■ **Task instructions**
Exactly reproduce the entries, dropping any pictures from your copy.
--
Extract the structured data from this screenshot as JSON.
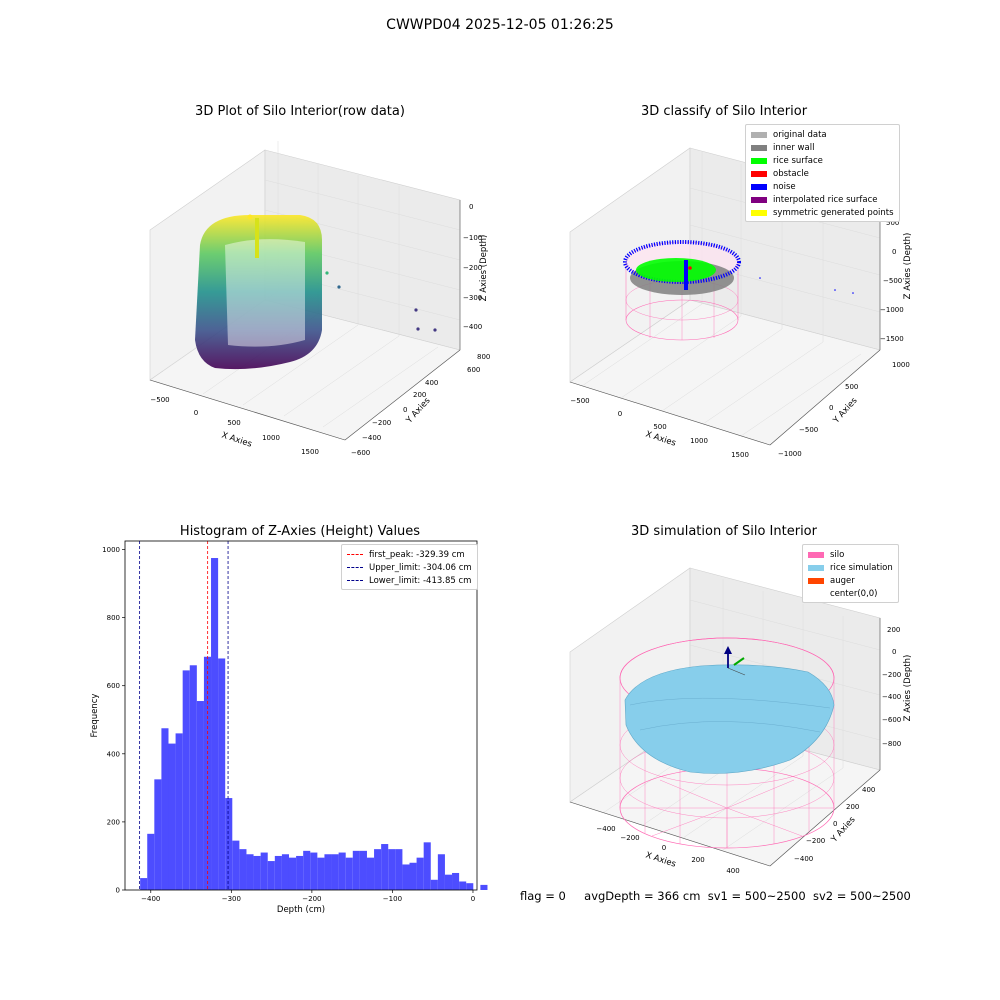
{
  "suptitle": "CWWPD04 2025-12-05 01:26:25",
  "panels": {
    "raw": {
      "title": "3D Plot of Silo Interior(row data)",
      "xlabel": "X Axies",
      "ylabel": "Y Axies",
      "zlabel": "Z Axies (Depth)",
      "xticks": [
        "−500",
        "0",
        "500",
        "1000",
        "1500"
      ],
      "yticks": [
        "800",
        "600",
        "400",
        "200",
        "0",
        "−200",
        "−400",
        "−600"
      ],
      "zticks": [
        "0",
        "−100",
        "−200",
        "−300",
        "−400"
      ]
    },
    "classify": {
      "title": "3D classify of Silo Interior",
      "xlabel": "X Axies",
      "ylabel": "Y Axies",
      "zlabel": "Z Axies (Depth)",
      "xticks": [
        "−500",
        "0",
        "500",
        "1000",
        "1500"
      ],
      "yticks": [
        "1000",
        "500",
        "0",
        "−500",
        "−1000"
      ],
      "zticks": [
        "500",
        "0",
        "−500",
        "−1000",
        "−1500"
      ],
      "legend": [
        {
          "label": "original data",
          "color": "#b0b0b0"
        },
        {
          "label": "inner wall",
          "color": "#808080"
        },
        {
          "label": "rice surface",
          "color": "#00ff00"
        },
        {
          "label": "obstacle",
          "color": "#ff0000"
        },
        {
          "label": "noise",
          "color": "#0000ff"
        },
        {
          "label": "interpolated rice surface",
          "color": "#800080"
        },
        {
          "label": "symmetric generated points",
          "color": "#ffff00"
        }
      ]
    },
    "simulation": {
      "title": "3D simulation of Silo Interior",
      "xlabel": "X Axies",
      "ylabel": "Y Axies",
      "zlabel": "Z Axies (Depth)",
      "xticks": [
        "−400",
        "−200",
        "0",
        "200",
        "400"
      ],
      "yticks": [
        "400",
        "200",
        "0",
        "−200",
        "−400"
      ],
      "zticks": [
        "200",
        "0",
        "−200",
        "−400",
        "−600",
        "−800"
      ],
      "legend": [
        {
          "label": "silo",
          "color": "#ff69b4"
        },
        {
          "label": "rice simulation",
          "color": "#87ceeb"
        },
        {
          "label": "auger",
          "color": "#ff4500"
        },
        {
          "label": "center(0,0)",
          "color": "#ffffff"
        }
      ]
    }
  },
  "chart_data": {
    "type": "bar",
    "title": "Histogram of Z-Axies (Height) Values",
    "xlabel": "Depth (cm)",
    "ylabel": "Frequency",
    "xlim": [
      -432,
      5
    ],
    "ylim": [
      0,
      1025
    ],
    "xticks": [
      -400,
      -300,
      -200,
      -100,
      0
    ],
    "yticks": [
      0,
      200,
      400,
      600,
      800,
      1000
    ],
    "bin_start": -422,
    "bin_width": 8.8,
    "values": [
      0,
      35,
      165,
      325,
      475,
      430,
      460,
      645,
      660,
      555,
      685,
      975,
      680,
      270,
      145,
      120,
      105,
      100,
      110,
      85,
      100,
      105,
      95,
      100,
      115,
      110,
      95,
      105,
      105,
      110,
      95,
      115,
      115,
      95,
      120,
      135,
      120,
      120,
      75,
      80,
      95,
      140,
      30,
      105,
      45,
      50,
      25,
      20,
      0,
      15
    ],
    "bar_color": "#4d4dff",
    "reference_lines": [
      {
        "label": "first_peak: -329.39 cm",
        "x": -329.39,
        "color": "#ff0000"
      },
      {
        "label": "Upper_limit: -304.06 cm",
        "x": -304.06,
        "color": "#00008b"
      },
      {
        "label": "Lower_limit: -413.85 cm",
        "x": -413.85,
        "color": "#00008b"
      }
    ],
    "legend_position": "upper right"
  },
  "status": {
    "flag": "flag = 0",
    "avg_depth": "avgDepth = 366 cm",
    "sv1": "sv1 = 500~2500",
    "sv2": "sv2 = 500~2500"
  }
}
--
■ **Solved exercise**
Extract the structured data from this screenshot as JSON.
{
  "suptitle": "CWWPD04 2025-12-05 01:26:25",
  "panels": {
    "raw": {
      "title": "3D Plot of Silo Interior(row data)",
      "xlabel": "X Axies",
      "ylabel": "Y Axies",
      "zlabel": "Z Axies (Depth)",
      "xticks": [
        "−500",
        "0",
        "500",
        "1000",
        "1500"
      ],
      "yticks": [
        "800",
        "600",
        "400",
        "200",
        "0",
        "−200",
        "−400",
        "−600"
      ],
      "zticks": [
        "0",
        "−100",
        "−200",
        "−300",
        "−400"
      ]
    },
    "classify": {
      "title": "3D classify of Silo Interior",
      "xlabel": "X Axies",
      "ylabel": "Y Axies",
      "zlabel": "Z Axies (Depth)",
      "xticks": [
        "−500",
        "0",
        "500",
        "1000",
        "1500"
      ],
      "yticks": [
        "1000",
        "500",
        "0",
        "−500",
        "−1000"
      ],
      "zticks": [
        "500",
        "0",
        "−500",
        "−1000",
        "−1500"
      ],
      "legend": [
        {
          "label": "original data",
          "color": "#b0b0b0"
        },
        {
          "label": "inner wall",
          "color": "#808080"
        },
        {
          "label": "rice surface",
          "color": "#00ff00"
        },
        {
          "label": "obstacle",
          "color": "#ff0000"
        },
        {
          "label": "noise",
          "color": "#0000ff"
        },
        {
          "label": "interpolated rice surface",
          "color": "#800080"
        },
        {
          "label": "symmetric generated points",
          "color": "#ffff00"
        }
      ]
    },
    "simulation": {
      "title": "3D simulation of Silo Interior",
      "xlabel": "X Axies",
      "ylabel": "Y Axies",
      "zlabel": "Z Axies (Depth)",
      "xticks": [
        "−400",
        "−200",
        "0",
        "200",
        "400"
      ],
      "yticks": [
        "400",
        "200",
        "0",
        "−200",
        "−400"
      ],
      "zticks": [
        "200",
        "0",
        "−200",
        "−400",
        "−600",
        "−800"
      ],
      "legend": [
        {
          "label": "silo",
          "color": "#ff69b4"
        },
        {
          "label": "rice simulation",
          "color": "#87ceeb"
        },
        {
          "label": "auger",
          "color": "#ff4500"
        },
        {
          "label": "center(0,0)",
          "color": "#ffffff"
        }
      ]
    }
  },
  "chart_data": {
    "type": "bar",
    "title": "Histogram of Z-Axies (Height) Values",
    "xlabel": "Depth (cm)",
    "ylabel": "Frequency",
    "xlim": [
      -432,
      5
    ],
    "ylim": [
      0,
      1025
    ],
    "xticks": [
      -400,
      -300,
      -200,
      -100,
      0
    ],
    "yticks": [
      0,
      200,
      400,
      600,
      800,
      1000
    ],
    "bin_start": -422,
    "bin_width": 8.8,
    "values": [
      0,
      35,
      165,
      325,
      475,
      430,
      460,
      645,
      660,
      555,
      685,
      975,
      680,
      270,
      145,
      120,
      105,
      100,
      110,
      85,
      100,
      105,
      95,
      100,
      115,
      110,
      95,
      105,
      105,
      110,
      95,
      115,
      115,
      95,
      120,
      135,
      120,
      120,
      75,
      80,
      95,
      140,
      30,
      105,
      45,
      50,
      25,
      20,
      0,
      15
    ],
    "bar_color": "#4d4dff",
    "reference_lines": [
      {
        "label": "first_peak: -329.39 cm",
        "x": -329.39,
        "color": "#ff0000"
      },
      {
        "label": "Upper_limit: -304.06 cm",
        "x": -304.06,
        "color": "#00008b"
      },
      {
        "label": "Lower_limit: -413.85 cm",
        "x": -413.85,
        "color": "#00008b"
      }
    ],
    "legend_position": "upper right"
  },
  "status": {
    "flag": "flag = 0",
    "avg_depth": "avgDepth = 366 cm",
    "sv1": "sv1 = 500~2500",
    "sv2": "sv2 = 500~2500"
  }
}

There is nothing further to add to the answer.